··· DATA RECORDS

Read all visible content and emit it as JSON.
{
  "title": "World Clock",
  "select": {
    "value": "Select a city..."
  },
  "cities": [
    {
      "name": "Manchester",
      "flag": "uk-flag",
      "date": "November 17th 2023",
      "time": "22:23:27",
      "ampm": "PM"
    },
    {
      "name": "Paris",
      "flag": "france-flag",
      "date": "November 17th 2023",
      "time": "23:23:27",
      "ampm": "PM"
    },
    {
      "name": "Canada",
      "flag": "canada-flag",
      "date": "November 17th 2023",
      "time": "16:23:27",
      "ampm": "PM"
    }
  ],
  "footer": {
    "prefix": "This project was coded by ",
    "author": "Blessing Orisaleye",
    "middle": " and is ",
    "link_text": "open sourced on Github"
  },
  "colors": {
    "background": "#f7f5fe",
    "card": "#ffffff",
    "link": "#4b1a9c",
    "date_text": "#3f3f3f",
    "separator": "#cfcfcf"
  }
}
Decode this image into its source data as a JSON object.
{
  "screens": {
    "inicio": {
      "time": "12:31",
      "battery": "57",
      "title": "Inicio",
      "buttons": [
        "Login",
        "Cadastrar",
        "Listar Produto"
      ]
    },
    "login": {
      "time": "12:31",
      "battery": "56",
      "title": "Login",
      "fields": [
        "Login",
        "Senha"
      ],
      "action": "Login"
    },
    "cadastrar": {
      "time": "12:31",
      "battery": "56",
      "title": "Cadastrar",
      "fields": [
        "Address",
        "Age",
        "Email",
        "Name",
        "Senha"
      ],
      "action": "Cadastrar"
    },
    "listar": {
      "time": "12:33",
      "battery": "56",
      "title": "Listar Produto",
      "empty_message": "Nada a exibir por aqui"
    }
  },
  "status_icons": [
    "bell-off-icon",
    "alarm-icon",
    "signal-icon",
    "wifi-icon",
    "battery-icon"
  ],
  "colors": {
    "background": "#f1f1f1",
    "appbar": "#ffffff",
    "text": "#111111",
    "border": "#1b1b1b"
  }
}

······

▶ EXERCISE DESCRIPTION: What are the lines from the one with "Decode this image" through the last line of the records above? Quote them exactly and add nothing.

▶ SOLUTION TO THE EXERCISE:
Decode this image into its source data as a JSON object.
{
  "screens": {
    "inicio": {
      "time": "12:31",
      "battery": "57",
      "title": "Inicio",
      "buttons": [
        "Login",
        "Cadastrar",
        "Listar Produto"
      ]
    },
    "login": {
      "time": "12:31",
      "battery": "56",
      "title": "Login",
      "fields": [
        "Login",
        "Senha"
      ],
      "action": "Login"
    },
    "cadastrar": {
      "time": "12:31",
      "battery": "56",
      "title": "Cadastrar",
      "fields": [
        "Address",
        "Age",
        "Email",
        "Name",
        "Senha"
      ],
      "action": "Cadastrar"
    },
    "listar": {
      "time": "12:33",
      "battery": "56",
      "title": "Listar Produto",
      "empty_message": "Nada a exibir por aqui"
    }
  },
  "status_icons": [
    "bell-off-icon",
    "alarm-icon",
    "signal-icon",
    "wifi-icon",
    "battery-icon"
  ],
  "colors": {
    "background": "#f1f1f1",
    "appbar": "#ffffff",
    "text": "#111111",
    "border": "#1b1b1b"
  }
}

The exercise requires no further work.